● **Exercise brief**: Write the material out again in full, word for word. Do not include the pictures.

● **Task data**:
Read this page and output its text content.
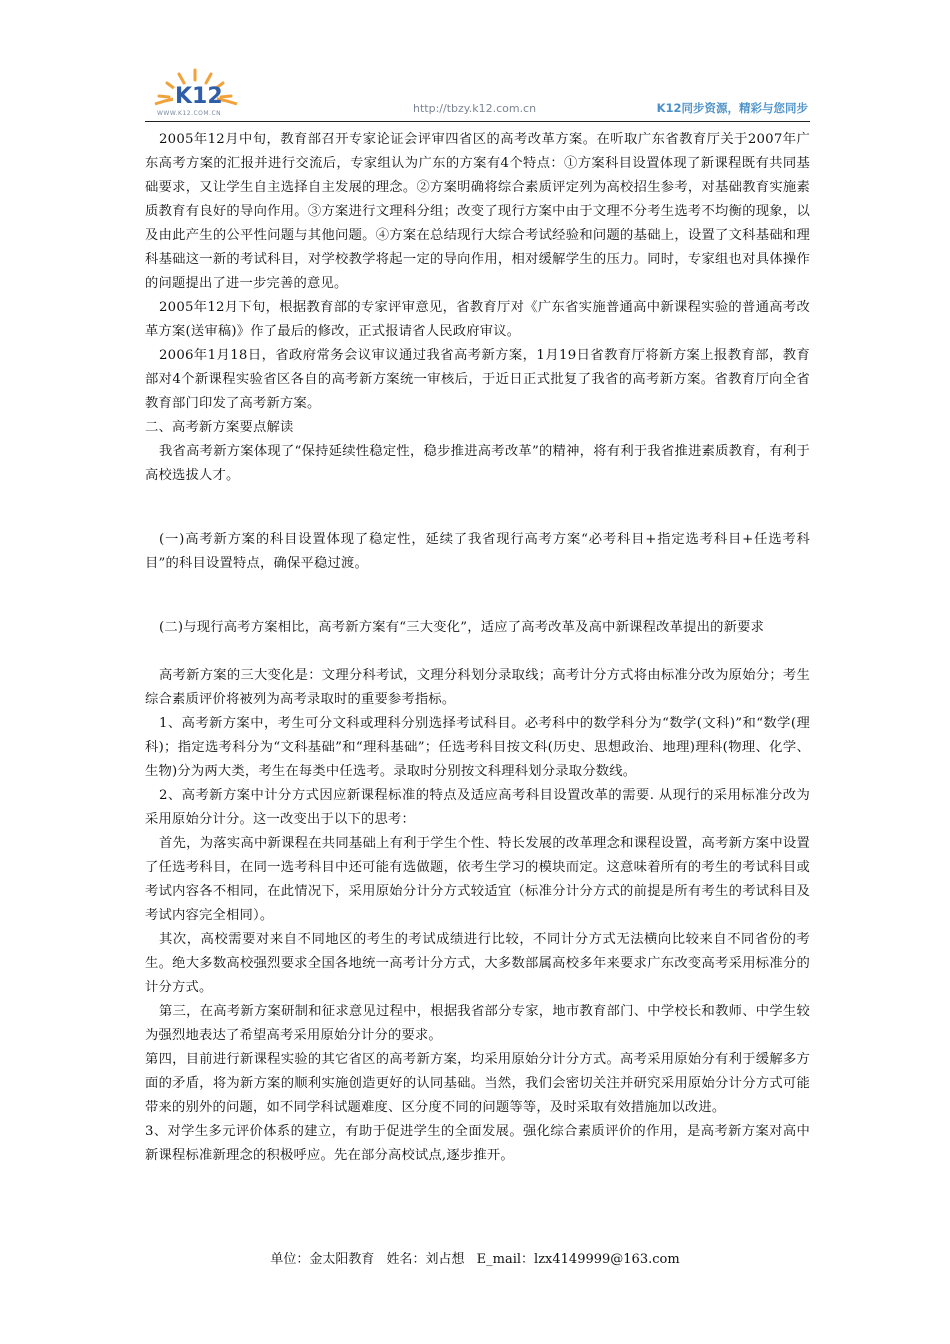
K12
WWW.K12.COM.CN	http://tbzy.k12.com.cn	K12同步资源，精彩与您同步

2005年12月中旬，教育部召开专家论证会评审四省区的高考改革方案。在听取广东省教育厅关于2007年广东高考方案的汇报并进行交流后，专家组认为广东的方案有4个特点：①方案科目设置体现了新课程既有共同基础要求，又让学生自主选择自主发展的理念。②方案明确将综合素质评定列为高校招生参考，对基础教育实施素质教育有良好的导向作用。③方案进行文理科分组；改变了现行方案中由于文理不分考生选考不均衡的现象，以及由此产生的公平性问题与其他问题。④方案在总结现行大综合考试经验和问题的基础上，设置了文科基础和理科基础这一新的考试科目，对学校教学将起一定的导向作用，相对缓解学生的压力。同时，专家组也对具体操作的问题提出了进一步完善的意见。

2005年12月下旬，根据教育部的专家评审意见，省教育厅对《广东省实施普通高中新课程实验的普通高考改革方案(送审稿)》作了最后的修改，正式报请省人民政府审议。

2006年1月18日，省政府常务会议审议通过我省高考新方案，1月19日省教育厅将新方案上报教育部，教育部对4个新课程实验省区各自的高考新方案统一审核后，于近日正式批复了我省的高考新方案。省教育厅向全省教育部门印发了高考新方案。

二、高考新方案要点解读

我省高考新方案体现了“保持延续性稳定性，稳步推进高考改革”的精神，将有利于我省推进素质教育，有利于高校选拔人才。

(一)高考新方案的科目设置体现了稳定性，延续了我省现行高考方案“必考科目+指定选考科目+任选考科目”的科目设置特点，确保平稳过渡。

(二)与现行高考方案相比，高考新方案有“三大变化”，适应了高考改革及高中新课程改革提出的新要求

高考新方案的三大变化是：文理分科考试，文理分科划分录取线；高考计分方式将由标准分改为原始分；考生综合素质评价将被列为高考录取时的重要参考指标。

1、高考新方案中，考生可分文科或理科分别选择考试科目。必考科中的数学科分为“数学(文科)”和“数学(理科)；指定选考科分为“文科基础”和“理科基础”；任选考科目按文科(历史、思想政治、地理)理科(物理、化学、生物)分为两大类，考生在每类中任选考。录取时分别按文科理科划分录取分数线。

2、高考新方案中计分方式因应新课程标准的特点及适应高考科目设置改革的需要. 从现行的采用标准分改为采用原始分计分。这一改变出于以下的思考：

首先，为落实高中新课程在共同基础上有利于学生个性、特长发展的改革理念和课程设置，高考新方案中设置了任选考科目，在同一选考科目中还可能有选做题，依考生学习的模块而定。这意味着所有的考生的考试科目或考试内容各不相同，在此情况下，采用原始分计分方式较适宜（标准分计分方式的前提是所有考生的考试科目及考试内容完全相同）。

其次，高校需要对来自不同地区的考生的考试成绩进行比较，不同计分方式无法横向比较来自不同省份的考生。绝大多数高校强烈要求全国各地统一高考计分方式，大多数部属高校多年来要求广东改变高考采用标准分的计分方式。

第三，在高考新方案研制和征求意见过程中，根据我省部分专家，地市教育部门、中学校长和教师、中学生较为强烈地表达了希望高考采用原始分计分的要求。

第四，目前进行新课程实验的其它省区的高考新方案，均采用原始分计分方式。高考采用原始分有利于缓解多方面的矛盾，将为新方案的顺利实施创造更好的认同基础。当然，我们会密切关注并研究采用原始分计分方式可能带来的别外的问题，如不同学科试题难度、区分度不同的问题等等，及时采取有效措施加以改进。

3、对学生多元评价体系的建立，有助于促进学生的全面发展。强化综合素质评价的作用，是高考新方案对高中新课程标准新理念的积极呼应。先在部分高校试点,逐步推开。

单位：金太阳教育 姓名：刘占想 E_mail：lzx4149999@163.com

● **Expected answer**:
Read this page and output its text content.
K12
WWW.K12.COM.CN	http://tbzy.k12.com.cn	K12同步资源，精彩与您同步

2005年12月中旬，教育部召开专家论证会评审四省区的高考改革方案。在听取广东省教育厅关于2007年广东高考方案的汇报并进行交流后，专家组认为广东的方案有4个特点：①方案科目设置体现了新课程既有共同基础要求，又让学生自主选择自主发展的理念。②方案明确将综合素质评定列为高校招生参考，对基础教育实施素质教育有良好的导向作用。③方案进行文理科分组；改变了现行方案中由于文理不分考生选考不均衡的现象，以及由此产生的公平性问题与其他问题。④方案在总结现行大综合考试经验和问题的基础上，设置了文科基础和理科基础这一新的考试科目，对学校教学将起一定的导向作用，相对缓解学生的压力。同时，专家组也对具体操作的问题提出了进一步完善的意见。

2005年12月下旬，根据教育部的专家评审意见，省教育厅对《广东省实施普通高中新课程实验的普通高考改革方案(送审稿)》作了最后的修改，正式报请省人民政府审议。

2006年1月18日，省政府常务会议审议通过我省高考新方案，1月19日省教育厅将新方案上报教育部，教育部对4个新课程实验省区各自的高考新方案统一审核后，于近日正式批复了我省的高考新方案。省教育厅向全省教育部门印发了高考新方案。

二、高考新方案要点解读

我省高考新方案体现了“保持延续性稳定性，稳步推进高考改革”的精神，将有利于我省推进素质教育，有利于高校选拔人才。

(一)高考新方案的科目设置体现了稳定性，延续了我省现行高考方案“必考科目+指定选考科目+任选考科目”的科目设置特点，确保平稳过渡。

(二)与现行高考方案相比，高考新方案有“三大变化”，适应了高考改革及高中新课程改革提出的新要求

高考新方案的三大变化是：文理分科考试，文理分科划分录取线；高考计分方式将由标准分改为原始分；考生综合素质评价将被列为高考录取时的重要参考指标。

1、高考新方案中，考生可分文科或理科分别选择考试科目。必考科中的数学科分为“数学(文科)”和“数学(理科)；指定选考科分为“文科基础”和“理科基础”；任选考科目按文科(历史、思想政治、地理)理科(物理、化学、生物)分为两大类，考生在每类中任选考。录取时分别按文科理科划分录取分数线。

2、高考新方案中计分方式因应新课程标准的特点及适应高考科目设置改革的需要. 从现行的采用标准分改为采用原始分计分。这一改变出于以下的思考：

首先，为落实高中新课程在共同基础上有利于学生个性、特长发展的改革理念和课程设置，高考新方案中设置了任选考科目，在同一选考科目中还可能有选做题，依考生学习的模块而定。这意味着所有的考生的考试科目或考试内容各不相同，在此情况下，采用原始分计分方式较适宜（标准分计分方式的前提是所有考生的考试科目及考试内容完全相同）。

其次，高校需要对来自不同地区的考生的考试成绩进行比较，不同计分方式无法横向比较来自不同省份的考生。绝大多数高校强烈要求全国各地统一高考计分方式，大多数部属高校多年来要求广东改变高考采用标准分的计分方式。

第三，在高考新方案研制和征求意见过程中，根据我省部分专家，地市教育部门、中学校长和教师、中学生较为强烈地表达了希望高考采用原始分计分的要求。

第四，目前进行新课程实验的其它省区的高考新方案，均采用原始分计分方式。高考采用原始分有利于缓解多方面的矛盾，将为新方案的顺利实施创造更好的认同基础。当然，我们会密切关注并研究采用原始分计分方式可能带来的别外的问题，如不同学科试题难度、区分度不同的问题等等，及时采取有效措施加以改进。

3、对学生多元评价体系的建立，有助于促进学生的全面发展。强化综合素质评价的作用，是高考新方案对高中新课程标准新理念的积极呼应。先在部分高校试点,逐步推开。

单位：金太阳教育 姓名：刘占想 E_mail：lzx4149999@163.com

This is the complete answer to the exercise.